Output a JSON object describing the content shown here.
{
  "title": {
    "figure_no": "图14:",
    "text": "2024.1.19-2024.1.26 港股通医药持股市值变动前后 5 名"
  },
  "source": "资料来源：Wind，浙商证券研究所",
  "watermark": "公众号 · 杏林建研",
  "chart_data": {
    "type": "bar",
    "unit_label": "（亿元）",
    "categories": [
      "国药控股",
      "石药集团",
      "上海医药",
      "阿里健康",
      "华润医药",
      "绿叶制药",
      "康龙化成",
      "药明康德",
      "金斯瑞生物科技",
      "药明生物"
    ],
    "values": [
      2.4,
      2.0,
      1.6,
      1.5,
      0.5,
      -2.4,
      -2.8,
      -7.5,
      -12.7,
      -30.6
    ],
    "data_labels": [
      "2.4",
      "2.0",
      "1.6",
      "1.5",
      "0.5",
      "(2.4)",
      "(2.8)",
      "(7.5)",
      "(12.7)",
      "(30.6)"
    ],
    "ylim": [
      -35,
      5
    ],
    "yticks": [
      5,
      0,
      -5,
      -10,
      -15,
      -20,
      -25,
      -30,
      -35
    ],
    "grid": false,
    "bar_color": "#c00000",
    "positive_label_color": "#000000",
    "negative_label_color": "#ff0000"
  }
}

---

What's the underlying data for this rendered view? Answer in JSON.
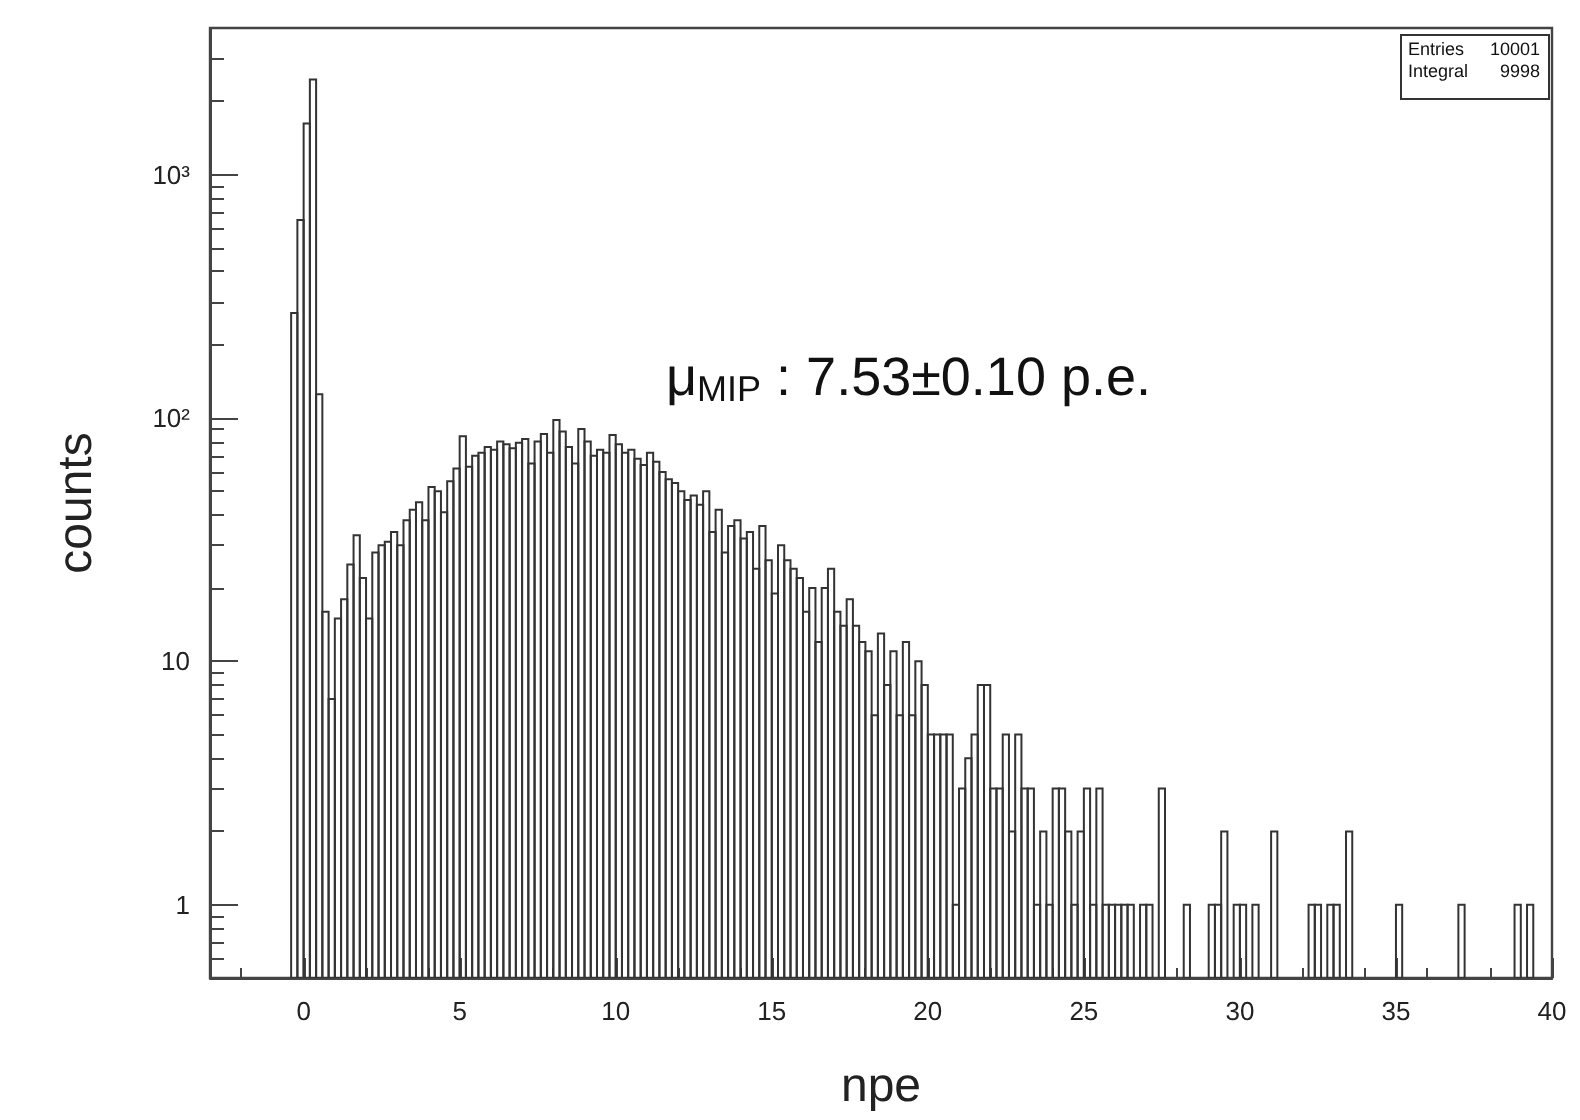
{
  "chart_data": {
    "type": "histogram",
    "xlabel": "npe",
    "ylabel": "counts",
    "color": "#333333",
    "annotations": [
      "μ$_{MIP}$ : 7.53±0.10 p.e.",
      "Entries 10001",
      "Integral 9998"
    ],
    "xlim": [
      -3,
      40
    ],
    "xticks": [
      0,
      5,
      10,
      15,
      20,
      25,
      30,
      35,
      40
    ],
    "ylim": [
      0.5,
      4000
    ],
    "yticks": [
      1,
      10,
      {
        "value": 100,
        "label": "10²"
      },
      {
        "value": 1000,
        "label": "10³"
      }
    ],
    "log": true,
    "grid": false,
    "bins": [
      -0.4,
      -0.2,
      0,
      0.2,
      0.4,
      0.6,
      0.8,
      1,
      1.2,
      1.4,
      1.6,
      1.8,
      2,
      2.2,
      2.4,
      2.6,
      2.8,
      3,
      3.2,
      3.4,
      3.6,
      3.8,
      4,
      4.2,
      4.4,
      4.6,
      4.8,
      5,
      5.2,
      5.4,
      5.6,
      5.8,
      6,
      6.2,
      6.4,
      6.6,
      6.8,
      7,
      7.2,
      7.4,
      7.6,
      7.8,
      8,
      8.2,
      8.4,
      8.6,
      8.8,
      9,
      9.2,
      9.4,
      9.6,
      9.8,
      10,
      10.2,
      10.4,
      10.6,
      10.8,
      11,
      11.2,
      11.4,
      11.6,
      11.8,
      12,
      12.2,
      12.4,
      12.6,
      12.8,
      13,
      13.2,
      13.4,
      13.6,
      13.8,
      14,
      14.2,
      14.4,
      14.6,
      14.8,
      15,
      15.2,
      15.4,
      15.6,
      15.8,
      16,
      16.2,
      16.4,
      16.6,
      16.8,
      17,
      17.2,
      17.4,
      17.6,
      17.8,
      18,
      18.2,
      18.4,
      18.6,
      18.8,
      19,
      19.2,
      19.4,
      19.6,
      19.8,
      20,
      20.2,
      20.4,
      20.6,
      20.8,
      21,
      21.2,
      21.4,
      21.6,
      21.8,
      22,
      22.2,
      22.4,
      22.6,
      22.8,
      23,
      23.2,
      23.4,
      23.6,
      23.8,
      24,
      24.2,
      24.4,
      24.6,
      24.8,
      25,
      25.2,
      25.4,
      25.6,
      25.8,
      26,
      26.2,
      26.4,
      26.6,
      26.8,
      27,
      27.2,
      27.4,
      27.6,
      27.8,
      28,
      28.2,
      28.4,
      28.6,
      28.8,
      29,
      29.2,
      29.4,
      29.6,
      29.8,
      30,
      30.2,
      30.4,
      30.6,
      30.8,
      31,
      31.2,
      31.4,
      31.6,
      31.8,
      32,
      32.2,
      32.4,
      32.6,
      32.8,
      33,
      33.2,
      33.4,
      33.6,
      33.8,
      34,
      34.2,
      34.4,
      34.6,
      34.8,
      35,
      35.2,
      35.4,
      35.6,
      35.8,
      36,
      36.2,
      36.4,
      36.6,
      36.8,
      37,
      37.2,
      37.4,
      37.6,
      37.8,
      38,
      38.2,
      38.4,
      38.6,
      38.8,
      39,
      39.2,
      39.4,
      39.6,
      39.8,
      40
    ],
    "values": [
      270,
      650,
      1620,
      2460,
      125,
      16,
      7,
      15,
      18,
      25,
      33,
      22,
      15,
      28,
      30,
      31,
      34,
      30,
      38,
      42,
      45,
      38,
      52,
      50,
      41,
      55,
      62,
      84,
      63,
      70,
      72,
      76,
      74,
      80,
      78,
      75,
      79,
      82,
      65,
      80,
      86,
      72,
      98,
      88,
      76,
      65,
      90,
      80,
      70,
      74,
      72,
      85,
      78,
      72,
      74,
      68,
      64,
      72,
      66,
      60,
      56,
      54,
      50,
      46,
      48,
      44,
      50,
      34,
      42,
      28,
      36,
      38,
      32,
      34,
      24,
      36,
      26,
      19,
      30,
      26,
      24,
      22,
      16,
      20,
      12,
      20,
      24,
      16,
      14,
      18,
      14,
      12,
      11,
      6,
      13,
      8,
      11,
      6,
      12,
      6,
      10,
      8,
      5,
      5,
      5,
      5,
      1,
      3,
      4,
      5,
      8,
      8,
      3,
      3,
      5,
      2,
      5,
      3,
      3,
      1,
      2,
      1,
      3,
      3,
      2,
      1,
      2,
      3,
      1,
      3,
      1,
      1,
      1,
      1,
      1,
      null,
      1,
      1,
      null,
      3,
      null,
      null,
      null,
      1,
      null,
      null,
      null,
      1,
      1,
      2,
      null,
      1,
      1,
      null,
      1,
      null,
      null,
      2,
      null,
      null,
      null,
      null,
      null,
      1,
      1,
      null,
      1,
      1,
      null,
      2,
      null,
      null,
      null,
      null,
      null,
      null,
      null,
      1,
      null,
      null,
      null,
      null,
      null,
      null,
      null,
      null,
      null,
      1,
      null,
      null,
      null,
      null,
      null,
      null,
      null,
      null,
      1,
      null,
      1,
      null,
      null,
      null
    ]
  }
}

==

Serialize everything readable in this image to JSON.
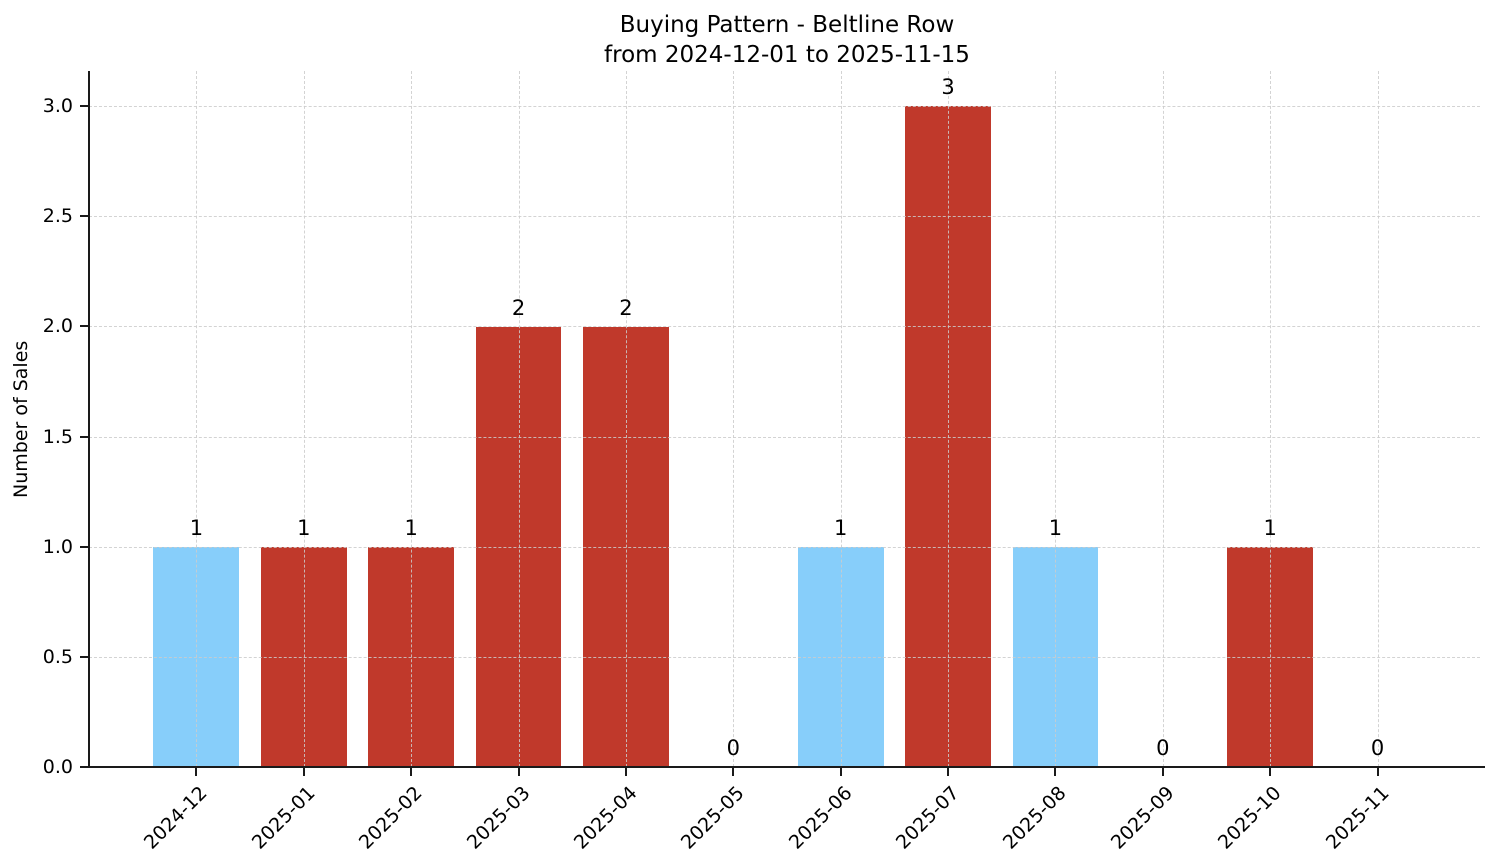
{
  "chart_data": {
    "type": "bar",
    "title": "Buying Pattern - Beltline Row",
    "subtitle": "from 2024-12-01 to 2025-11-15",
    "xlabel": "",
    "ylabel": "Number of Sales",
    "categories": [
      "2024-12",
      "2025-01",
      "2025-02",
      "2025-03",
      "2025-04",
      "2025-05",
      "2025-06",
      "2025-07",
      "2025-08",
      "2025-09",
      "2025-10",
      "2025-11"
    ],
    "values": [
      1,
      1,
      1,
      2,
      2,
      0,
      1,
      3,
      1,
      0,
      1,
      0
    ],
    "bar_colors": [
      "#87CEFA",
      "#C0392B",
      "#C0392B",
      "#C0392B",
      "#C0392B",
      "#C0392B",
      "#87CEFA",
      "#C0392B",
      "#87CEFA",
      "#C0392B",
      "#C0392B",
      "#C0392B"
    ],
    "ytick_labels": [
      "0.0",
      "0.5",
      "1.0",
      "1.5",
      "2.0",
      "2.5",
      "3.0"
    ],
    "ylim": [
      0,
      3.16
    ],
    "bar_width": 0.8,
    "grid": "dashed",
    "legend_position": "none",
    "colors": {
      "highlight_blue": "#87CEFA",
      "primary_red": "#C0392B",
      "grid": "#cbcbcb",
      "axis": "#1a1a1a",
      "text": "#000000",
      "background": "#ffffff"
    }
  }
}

_Aim of the task_
Give the number of lines in the listing above that contain "ylabel", and nothing else.

_Answer to the task_
2